▶ **DATA FOR THE TASK**
%%

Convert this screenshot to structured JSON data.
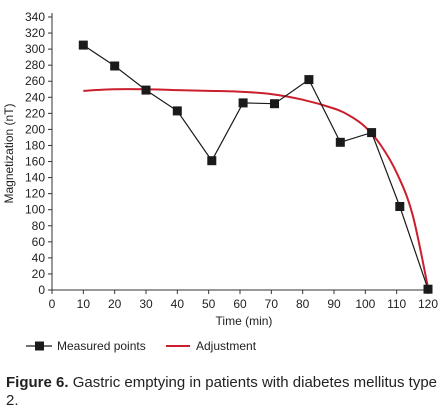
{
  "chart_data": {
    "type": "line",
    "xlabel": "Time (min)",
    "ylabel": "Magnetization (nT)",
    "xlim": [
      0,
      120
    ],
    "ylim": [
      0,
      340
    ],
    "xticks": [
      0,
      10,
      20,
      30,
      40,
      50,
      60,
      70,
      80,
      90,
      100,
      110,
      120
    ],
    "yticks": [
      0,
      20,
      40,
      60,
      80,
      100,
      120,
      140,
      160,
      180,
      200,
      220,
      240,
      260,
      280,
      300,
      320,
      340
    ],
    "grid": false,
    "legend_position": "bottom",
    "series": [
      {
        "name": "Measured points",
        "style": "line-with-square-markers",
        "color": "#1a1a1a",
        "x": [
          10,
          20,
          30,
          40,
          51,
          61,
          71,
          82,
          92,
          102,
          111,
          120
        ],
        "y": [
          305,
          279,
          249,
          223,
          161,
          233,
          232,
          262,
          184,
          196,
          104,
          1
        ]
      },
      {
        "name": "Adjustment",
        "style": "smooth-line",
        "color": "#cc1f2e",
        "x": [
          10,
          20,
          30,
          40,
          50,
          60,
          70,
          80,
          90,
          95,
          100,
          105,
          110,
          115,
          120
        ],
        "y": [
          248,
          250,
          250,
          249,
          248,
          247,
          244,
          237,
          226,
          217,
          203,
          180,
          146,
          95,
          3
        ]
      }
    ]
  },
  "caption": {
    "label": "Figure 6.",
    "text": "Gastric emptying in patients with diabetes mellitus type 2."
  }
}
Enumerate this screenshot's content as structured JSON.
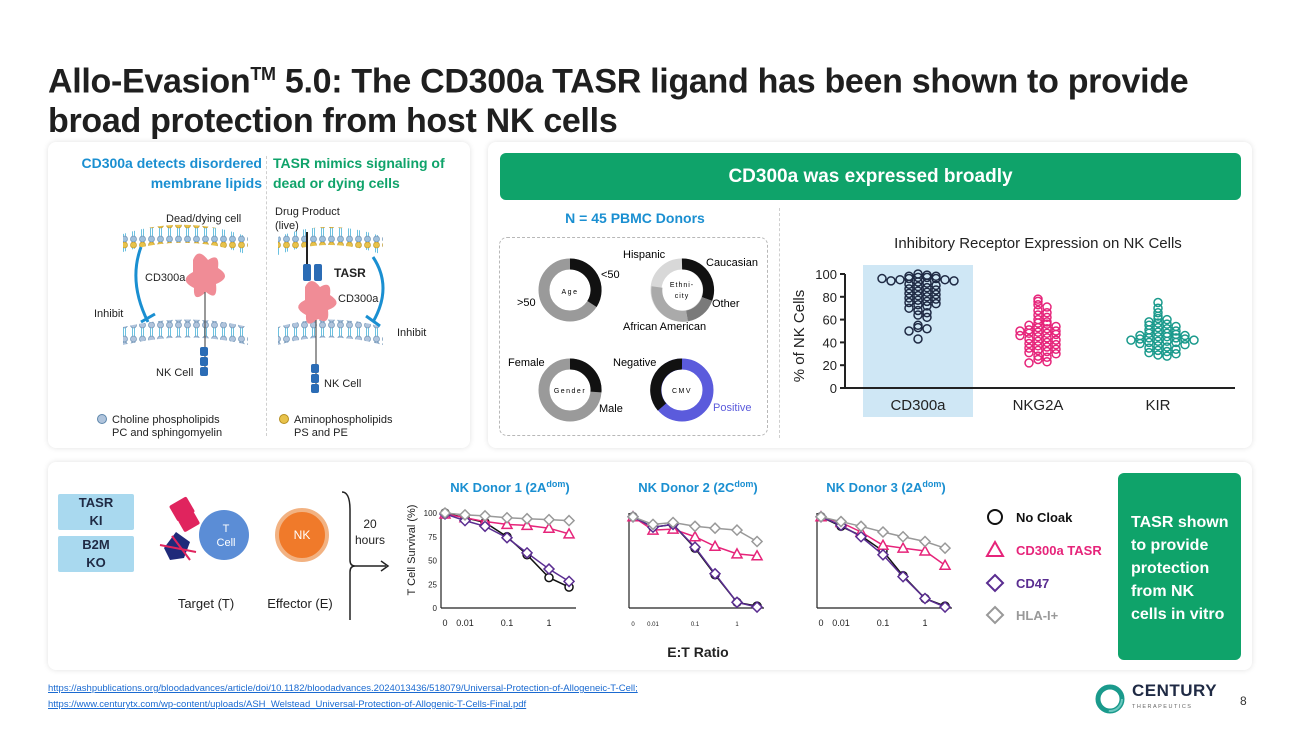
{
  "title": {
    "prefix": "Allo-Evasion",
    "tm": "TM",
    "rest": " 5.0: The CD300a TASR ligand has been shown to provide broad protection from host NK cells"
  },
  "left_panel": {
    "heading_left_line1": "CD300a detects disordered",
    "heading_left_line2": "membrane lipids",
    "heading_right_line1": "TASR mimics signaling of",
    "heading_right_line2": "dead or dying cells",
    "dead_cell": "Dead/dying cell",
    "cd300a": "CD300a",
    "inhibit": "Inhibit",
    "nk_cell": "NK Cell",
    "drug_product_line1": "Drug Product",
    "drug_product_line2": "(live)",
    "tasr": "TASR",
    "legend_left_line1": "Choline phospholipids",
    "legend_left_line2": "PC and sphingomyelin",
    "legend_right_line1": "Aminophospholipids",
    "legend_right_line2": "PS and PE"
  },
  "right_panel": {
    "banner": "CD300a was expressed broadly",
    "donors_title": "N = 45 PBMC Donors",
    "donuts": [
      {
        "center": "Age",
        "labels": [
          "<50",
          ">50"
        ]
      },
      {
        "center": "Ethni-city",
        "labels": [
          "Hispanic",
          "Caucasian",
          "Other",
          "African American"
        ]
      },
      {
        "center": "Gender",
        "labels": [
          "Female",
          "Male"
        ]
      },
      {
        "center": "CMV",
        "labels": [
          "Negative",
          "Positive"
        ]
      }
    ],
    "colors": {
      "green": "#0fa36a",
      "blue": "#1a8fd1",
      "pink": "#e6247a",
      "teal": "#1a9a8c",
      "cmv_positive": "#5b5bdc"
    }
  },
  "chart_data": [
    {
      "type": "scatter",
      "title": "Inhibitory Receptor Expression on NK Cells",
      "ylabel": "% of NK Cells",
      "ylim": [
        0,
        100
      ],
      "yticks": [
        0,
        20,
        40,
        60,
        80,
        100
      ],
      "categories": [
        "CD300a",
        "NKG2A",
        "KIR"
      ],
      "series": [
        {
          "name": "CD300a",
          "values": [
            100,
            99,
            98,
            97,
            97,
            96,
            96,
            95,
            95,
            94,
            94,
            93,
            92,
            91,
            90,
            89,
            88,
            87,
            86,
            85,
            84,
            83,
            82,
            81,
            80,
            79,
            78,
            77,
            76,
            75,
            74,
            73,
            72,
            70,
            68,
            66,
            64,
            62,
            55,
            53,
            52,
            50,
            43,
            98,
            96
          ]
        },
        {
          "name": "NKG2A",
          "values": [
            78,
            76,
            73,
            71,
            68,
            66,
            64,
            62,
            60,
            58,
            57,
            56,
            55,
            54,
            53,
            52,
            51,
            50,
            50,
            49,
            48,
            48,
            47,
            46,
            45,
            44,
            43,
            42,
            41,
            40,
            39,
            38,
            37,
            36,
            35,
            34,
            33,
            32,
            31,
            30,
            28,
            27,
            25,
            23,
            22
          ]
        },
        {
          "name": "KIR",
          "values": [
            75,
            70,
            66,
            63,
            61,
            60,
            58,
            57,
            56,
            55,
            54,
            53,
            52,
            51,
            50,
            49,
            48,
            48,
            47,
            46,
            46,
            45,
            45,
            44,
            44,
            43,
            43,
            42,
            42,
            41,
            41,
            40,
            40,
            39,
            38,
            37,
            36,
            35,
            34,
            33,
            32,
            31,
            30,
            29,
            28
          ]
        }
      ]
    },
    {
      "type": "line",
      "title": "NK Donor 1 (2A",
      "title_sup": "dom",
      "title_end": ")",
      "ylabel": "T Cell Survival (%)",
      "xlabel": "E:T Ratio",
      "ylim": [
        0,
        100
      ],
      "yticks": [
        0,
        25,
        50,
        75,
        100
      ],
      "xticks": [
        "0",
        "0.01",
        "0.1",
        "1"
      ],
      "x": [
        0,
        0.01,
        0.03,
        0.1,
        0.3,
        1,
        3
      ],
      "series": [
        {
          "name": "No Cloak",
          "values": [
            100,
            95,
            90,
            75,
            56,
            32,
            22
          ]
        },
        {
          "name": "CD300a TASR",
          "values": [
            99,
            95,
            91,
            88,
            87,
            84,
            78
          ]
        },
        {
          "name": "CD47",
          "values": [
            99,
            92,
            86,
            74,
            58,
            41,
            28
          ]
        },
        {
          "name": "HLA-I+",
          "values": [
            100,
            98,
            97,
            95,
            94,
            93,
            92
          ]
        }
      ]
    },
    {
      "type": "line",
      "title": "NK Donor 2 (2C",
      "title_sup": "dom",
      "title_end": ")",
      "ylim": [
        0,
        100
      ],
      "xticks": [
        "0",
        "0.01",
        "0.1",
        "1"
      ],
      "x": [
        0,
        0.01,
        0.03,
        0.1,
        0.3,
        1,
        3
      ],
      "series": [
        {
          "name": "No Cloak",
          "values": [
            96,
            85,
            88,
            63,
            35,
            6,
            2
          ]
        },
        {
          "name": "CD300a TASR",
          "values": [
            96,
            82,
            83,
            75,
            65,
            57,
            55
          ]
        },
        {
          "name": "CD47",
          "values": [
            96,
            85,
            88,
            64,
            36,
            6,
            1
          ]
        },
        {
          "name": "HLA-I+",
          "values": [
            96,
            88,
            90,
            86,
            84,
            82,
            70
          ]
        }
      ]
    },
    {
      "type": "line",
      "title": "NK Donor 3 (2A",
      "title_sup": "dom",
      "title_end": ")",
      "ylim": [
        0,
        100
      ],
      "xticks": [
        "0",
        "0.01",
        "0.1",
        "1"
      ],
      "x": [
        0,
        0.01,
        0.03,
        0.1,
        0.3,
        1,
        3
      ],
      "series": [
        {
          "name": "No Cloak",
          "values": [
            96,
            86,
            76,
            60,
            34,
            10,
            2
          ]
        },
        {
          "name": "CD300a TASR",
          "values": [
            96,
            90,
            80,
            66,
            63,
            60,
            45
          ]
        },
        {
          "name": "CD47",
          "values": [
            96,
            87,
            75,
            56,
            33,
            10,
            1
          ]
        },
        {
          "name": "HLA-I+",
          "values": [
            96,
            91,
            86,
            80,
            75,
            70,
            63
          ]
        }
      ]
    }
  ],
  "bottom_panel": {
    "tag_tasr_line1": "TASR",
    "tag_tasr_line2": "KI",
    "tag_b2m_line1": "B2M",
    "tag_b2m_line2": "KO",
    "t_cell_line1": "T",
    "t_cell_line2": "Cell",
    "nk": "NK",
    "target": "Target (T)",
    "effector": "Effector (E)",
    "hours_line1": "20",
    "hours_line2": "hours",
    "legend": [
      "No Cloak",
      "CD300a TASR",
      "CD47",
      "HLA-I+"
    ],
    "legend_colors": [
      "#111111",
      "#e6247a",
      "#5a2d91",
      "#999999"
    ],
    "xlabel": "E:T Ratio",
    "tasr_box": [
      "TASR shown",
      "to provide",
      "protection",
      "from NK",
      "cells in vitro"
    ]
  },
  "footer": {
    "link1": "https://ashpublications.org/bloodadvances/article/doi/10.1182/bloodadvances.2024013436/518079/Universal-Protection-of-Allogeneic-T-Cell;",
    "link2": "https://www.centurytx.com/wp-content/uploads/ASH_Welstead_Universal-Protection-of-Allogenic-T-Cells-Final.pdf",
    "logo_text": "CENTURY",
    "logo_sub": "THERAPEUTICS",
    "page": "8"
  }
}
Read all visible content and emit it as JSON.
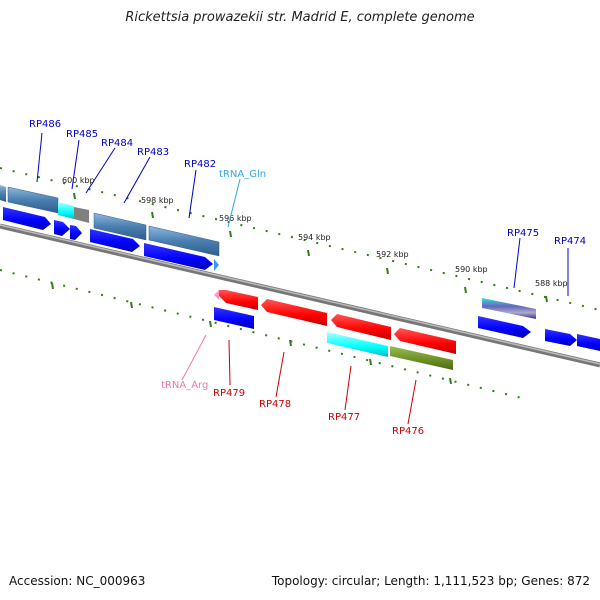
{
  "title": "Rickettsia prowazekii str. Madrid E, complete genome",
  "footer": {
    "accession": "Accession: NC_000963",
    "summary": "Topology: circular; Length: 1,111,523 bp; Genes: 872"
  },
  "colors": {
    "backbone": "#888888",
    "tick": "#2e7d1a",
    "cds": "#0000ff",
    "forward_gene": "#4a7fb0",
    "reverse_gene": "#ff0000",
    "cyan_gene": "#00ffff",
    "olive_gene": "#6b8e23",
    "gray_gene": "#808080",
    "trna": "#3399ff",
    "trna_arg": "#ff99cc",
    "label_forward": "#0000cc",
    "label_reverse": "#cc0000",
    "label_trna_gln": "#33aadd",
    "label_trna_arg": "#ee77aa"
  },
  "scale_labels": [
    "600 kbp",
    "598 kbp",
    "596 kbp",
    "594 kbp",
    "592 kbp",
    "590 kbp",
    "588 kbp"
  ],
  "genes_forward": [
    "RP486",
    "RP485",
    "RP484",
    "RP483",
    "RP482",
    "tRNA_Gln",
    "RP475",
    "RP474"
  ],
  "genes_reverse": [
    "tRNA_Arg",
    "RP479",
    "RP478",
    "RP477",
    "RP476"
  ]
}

%%

Reproduce each line of the records in which the word "style" appears.

        "style": "line-with-square-markers",
        "style": "smooth-line",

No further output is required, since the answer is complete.